Tally the lines of the data that include the word "答案不唯一" and state the total, nothing else.

§ **Records supplied**
● ● ●

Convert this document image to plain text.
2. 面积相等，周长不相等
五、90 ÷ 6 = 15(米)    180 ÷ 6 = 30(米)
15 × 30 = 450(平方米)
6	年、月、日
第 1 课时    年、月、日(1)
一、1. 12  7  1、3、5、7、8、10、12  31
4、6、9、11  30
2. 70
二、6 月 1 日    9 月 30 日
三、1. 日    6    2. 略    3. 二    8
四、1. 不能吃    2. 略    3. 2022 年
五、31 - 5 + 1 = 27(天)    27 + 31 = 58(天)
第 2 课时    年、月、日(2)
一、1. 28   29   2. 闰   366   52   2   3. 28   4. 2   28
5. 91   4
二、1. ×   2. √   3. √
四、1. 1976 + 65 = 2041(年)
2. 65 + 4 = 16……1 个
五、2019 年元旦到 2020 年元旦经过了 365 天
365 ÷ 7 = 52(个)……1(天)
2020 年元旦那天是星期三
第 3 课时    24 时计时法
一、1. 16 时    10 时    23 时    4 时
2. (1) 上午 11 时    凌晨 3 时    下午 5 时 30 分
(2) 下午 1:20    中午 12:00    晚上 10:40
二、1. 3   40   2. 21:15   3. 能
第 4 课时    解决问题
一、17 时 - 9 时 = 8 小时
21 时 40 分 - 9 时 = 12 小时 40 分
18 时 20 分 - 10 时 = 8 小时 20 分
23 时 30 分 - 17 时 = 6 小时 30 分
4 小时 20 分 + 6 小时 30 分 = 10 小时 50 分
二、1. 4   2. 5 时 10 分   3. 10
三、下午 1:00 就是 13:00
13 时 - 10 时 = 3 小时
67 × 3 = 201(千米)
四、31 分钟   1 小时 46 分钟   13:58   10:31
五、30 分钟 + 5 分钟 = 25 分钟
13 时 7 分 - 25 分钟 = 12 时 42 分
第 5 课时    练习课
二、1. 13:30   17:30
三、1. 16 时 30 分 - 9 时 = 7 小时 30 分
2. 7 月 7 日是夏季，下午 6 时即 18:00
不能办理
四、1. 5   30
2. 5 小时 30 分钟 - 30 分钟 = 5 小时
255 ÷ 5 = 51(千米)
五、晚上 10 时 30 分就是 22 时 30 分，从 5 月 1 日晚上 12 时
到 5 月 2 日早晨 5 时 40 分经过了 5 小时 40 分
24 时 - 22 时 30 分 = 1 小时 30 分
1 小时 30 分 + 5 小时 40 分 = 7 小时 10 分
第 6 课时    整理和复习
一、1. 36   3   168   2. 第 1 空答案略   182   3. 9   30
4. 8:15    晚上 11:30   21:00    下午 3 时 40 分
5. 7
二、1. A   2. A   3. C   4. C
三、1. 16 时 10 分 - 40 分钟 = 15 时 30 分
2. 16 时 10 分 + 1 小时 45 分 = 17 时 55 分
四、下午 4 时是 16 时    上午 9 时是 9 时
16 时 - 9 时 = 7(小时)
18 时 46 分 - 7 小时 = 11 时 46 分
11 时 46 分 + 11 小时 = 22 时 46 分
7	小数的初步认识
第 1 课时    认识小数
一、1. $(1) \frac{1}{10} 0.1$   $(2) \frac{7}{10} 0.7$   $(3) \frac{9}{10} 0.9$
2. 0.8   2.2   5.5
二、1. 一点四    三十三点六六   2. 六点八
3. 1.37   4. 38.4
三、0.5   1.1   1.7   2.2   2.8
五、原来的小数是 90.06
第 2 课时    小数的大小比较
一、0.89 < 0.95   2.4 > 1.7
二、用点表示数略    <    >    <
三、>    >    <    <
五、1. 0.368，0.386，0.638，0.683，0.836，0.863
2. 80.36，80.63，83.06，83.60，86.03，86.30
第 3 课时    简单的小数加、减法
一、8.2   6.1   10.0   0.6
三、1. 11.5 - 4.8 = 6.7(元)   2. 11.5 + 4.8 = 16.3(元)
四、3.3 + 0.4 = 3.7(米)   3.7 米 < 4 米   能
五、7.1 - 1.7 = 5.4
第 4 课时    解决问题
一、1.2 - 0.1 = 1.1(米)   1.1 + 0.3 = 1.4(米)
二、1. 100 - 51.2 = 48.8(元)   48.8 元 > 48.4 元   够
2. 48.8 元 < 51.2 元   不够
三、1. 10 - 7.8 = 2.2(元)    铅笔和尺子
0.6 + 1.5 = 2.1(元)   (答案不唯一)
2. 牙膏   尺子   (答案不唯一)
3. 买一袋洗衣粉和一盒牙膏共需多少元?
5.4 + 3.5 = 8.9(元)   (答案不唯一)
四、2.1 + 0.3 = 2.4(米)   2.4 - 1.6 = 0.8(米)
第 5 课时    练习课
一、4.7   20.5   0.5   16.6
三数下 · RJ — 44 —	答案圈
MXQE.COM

● ● ●

§ **Result for this task**
3